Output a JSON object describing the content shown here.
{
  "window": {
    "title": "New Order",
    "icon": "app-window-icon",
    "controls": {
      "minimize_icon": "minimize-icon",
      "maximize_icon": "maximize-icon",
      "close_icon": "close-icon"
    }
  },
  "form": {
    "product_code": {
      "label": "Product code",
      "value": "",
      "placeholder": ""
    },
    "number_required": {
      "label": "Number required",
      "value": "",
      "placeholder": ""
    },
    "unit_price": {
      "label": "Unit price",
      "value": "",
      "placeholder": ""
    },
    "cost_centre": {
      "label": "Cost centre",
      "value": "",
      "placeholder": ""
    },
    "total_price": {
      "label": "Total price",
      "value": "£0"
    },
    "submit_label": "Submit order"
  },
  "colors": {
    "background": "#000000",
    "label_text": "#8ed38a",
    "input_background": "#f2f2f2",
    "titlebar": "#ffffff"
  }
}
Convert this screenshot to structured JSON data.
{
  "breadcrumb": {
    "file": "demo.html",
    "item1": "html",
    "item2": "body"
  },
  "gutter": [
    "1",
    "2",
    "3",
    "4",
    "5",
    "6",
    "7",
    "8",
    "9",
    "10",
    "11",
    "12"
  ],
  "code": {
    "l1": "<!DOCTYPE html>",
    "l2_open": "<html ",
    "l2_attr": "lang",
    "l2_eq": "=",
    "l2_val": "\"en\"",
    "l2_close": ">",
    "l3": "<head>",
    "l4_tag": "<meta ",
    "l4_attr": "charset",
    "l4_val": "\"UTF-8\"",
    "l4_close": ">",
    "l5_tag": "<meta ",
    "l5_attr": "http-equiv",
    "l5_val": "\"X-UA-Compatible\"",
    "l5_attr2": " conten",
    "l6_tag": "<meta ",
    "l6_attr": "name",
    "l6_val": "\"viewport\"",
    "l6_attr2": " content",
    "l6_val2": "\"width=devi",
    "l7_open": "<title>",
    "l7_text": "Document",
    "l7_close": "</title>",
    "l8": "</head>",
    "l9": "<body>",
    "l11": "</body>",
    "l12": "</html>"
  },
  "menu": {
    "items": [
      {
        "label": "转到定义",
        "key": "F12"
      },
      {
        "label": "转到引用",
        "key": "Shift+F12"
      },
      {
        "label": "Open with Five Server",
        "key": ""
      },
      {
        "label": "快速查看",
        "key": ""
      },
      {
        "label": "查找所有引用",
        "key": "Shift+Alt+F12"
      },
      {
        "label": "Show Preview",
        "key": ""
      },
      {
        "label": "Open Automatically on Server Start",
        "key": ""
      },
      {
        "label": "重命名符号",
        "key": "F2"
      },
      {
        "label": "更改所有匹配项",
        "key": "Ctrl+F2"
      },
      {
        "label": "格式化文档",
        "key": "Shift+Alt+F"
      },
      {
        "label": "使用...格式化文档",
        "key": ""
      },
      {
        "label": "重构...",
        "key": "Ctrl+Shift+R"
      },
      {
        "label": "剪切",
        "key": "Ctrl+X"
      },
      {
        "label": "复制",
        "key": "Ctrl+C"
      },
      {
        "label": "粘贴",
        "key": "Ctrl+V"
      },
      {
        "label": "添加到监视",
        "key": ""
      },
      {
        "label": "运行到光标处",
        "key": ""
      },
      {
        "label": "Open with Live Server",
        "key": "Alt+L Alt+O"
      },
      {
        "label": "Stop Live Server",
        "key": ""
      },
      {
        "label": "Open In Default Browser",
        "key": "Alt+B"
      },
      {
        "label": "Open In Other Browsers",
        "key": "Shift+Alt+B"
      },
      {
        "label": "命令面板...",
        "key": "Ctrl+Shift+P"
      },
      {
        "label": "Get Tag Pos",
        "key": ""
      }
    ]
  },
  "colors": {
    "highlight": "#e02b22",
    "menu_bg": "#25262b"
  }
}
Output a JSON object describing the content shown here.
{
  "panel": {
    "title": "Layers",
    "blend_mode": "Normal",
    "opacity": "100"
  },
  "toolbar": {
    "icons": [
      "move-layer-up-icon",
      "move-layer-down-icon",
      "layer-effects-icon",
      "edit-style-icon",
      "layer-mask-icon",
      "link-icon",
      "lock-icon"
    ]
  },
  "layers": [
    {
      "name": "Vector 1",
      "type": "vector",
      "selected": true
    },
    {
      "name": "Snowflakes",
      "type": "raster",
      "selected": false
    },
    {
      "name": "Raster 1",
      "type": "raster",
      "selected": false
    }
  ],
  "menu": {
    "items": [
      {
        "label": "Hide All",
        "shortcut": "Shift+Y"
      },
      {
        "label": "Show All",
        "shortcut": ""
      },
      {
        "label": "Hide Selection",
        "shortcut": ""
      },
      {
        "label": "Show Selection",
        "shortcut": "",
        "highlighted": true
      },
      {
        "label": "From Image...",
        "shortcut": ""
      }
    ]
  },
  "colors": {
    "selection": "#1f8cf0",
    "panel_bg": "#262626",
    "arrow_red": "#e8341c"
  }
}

Problem details:
Transcribe all of the lines in the records precisely.

Solution to the problem:
Output a JSON object describing the content shown here.
{
  "window": {
    "title": "New Order",
    "icon": "app-window-icon",
    "controls": {
      "minimize_icon": "minimize-icon",
      "maximize_icon": "maximize-icon",
      "close_icon": "close-icon"
    }
  },
  "form": {
    "product_code": {
      "label": "Product code",
      "value": "",
      "placeholder": ""
    },
    "number_required": {
      "label": "Number required",
      "value": "",
      "placeholder": ""
    },
    "unit_price": {
      "label": "Unit price",
      "value": "",
      "placeholder": ""
    },
    "cost_centre": {
      "label": "Cost centre",
      "value": "",
      "placeholder": ""
    },
    "total_price": {
      "label": "Total price",
      "value": "£0"
    },
    "submit_label": "Submit order"
  },
  "colors": {
    "background": "#000000",
    "label_text": "#8ed38a",
    "input_background": "#f2f2f2",
    "titlebar": "#ffffff"
  }
}
Convert this screenshot to structured JSON data.
{
  "breadcrumb": {
    "file": "demo.html",
    "item1": "html",
    "item2": "body"
  },
  "gutter": [
    "1",
    "2",
    "3",
    "4",
    "5",
    "6",
    "7",
    "8",
    "9",
    "10",
    "11",
    "12"
  ],
  "code": {
    "l1": "<!DOCTYPE html>",
    "l2_open": "<html ",
    "l2_attr": "lang",
    "l2_eq": "=",
    "l2_val": "\"en\"",
    "l2_close": ">",
    "l3": "<head>",
    "l4_tag": "<meta ",
    "l4_attr": "charset",
    "l4_val": "\"UTF-8\"",
    "l4_close": ">",
    "l5_tag": "<meta ",
    "l5_attr": "http-equiv",
    "l5_val": "\"X-UA-Compatible\"",
    "l5_attr2": " conten",
    "l6_tag": "<meta ",
    "l6_attr": "name",
    "l6_val": "\"viewport\"",
    "l6_attr2": " content",
    "l6_val2": "\"width=devi",
    "l7_open": "<title>",
    "l7_text": "Document",
    "l7_close": "</title>",
    "l8": "</head>",
    "l9": "<body>",
    "l11": "</body>",
    "l12": "</html>"
  },
  "menu": {
    "items": [
      {
        "label": "转到定义",
        "key": "F12"
      },
      {
        "label": "转到引用",
        "key": "Shift+F12"
      },
      {
        "label": "Open with Five Server",
        "key": ""
      },
      {
        "label": "快速查看",
        "key": ""
      },
      {
        "label": "查找所有引用",
        "key": "Shift+Alt+F12"
      },
      {
        "label": "Show Preview",
        "key": ""
      },
      {
        "label": "Open Automatically on Server Start",
        "key": ""
      },
      {
        "label": "重命名符号",
        "key": "F2"
      },
      {
        "label": "更改所有匹配项",
        "key": "Ctrl+F2"
      },
      {
        "label": "格式化文档",
        "key": "Shift+Alt+F"
      },
      {
        "label": "使用...格式化文档",
        "key": ""
      },
      {
        "label": "重构...",
        "key": "Ctrl+Shift+R"
      },
      {
        "label": "剪切",
        "key": "Ctrl+X"
      },
      {
        "label": "复制",
        "key": "Ctrl+C"
      },
      {
        "label": "粘贴",
        "key": "Ctrl+V"
      },
      {
        "label": "添加到监视",
        "key": ""
      },
      {
        "label": "运行到光标处",
        "key": ""
      },
      {
        "label": "Open with Live Server",
        "key": "Alt+L Alt+O"
      },
      {
        "label": "Stop Live Server",
        "key": ""
      },
      {
        "label": "Open In Default Browser",
        "key": "Alt+B"
      },
      {
        "label": "Open In Other Browsers",
        "key": "Shift+Alt+B"
      },
      {
        "label": "命令面板...",
        "key": "Ctrl+Shift+P"
      },
      {
        "label": "Get Tag Pos",
        "key": ""
      }
    ]
  },
  "colors": {
    "highlight": "#e02b22",
    "menu_bg": "#25262b"
  }
}
Output a JSON object describing the content shown here.
{
  "panel": {
    "title": "Layers",
    "blend_mode": "Normal",
    "opacity": "100"
  },
  "toolbar": {
    "icons": [
      "move-layer-up-icon",
      "move-layer-down-icon",
      "layer-effects-icon",
      "edit-style-icon",
      "layer-mask-icon",
      "link-icon",
      "lock-icon"
    ]
  },
  "layers": [
    {
      "name": "Vector 1",
      "type": "vector",
      "selected": true
    },
    {
      "name": "Snowflakes",
      "type": "raster",
      "selected": false
    },
    {
      "name": "Raster 1",
      "type": "raster",
      "selected": false
    }
  ],
  "menu": {
    "items": [
      {
        "label": "Hide All",
        "shortcut": "Shift+Y"
      },
      {
        "label": "Show All",
        "shortcut": ""
      },
      {
        "label": "Hide Selection",
        "shortcut": ""
      },
      {
        "label": "Show Selection",
        "shortcut": "",
        "highlighted": true
      },
      {
        "label": "From Image...",
        "shortcut": ""
      }
    ]
  },
  "colors": {
    "selection": "#1f8cf0",
    "panel_bg": "#262626",
    "arrow_red": "#e8341c"
  }
}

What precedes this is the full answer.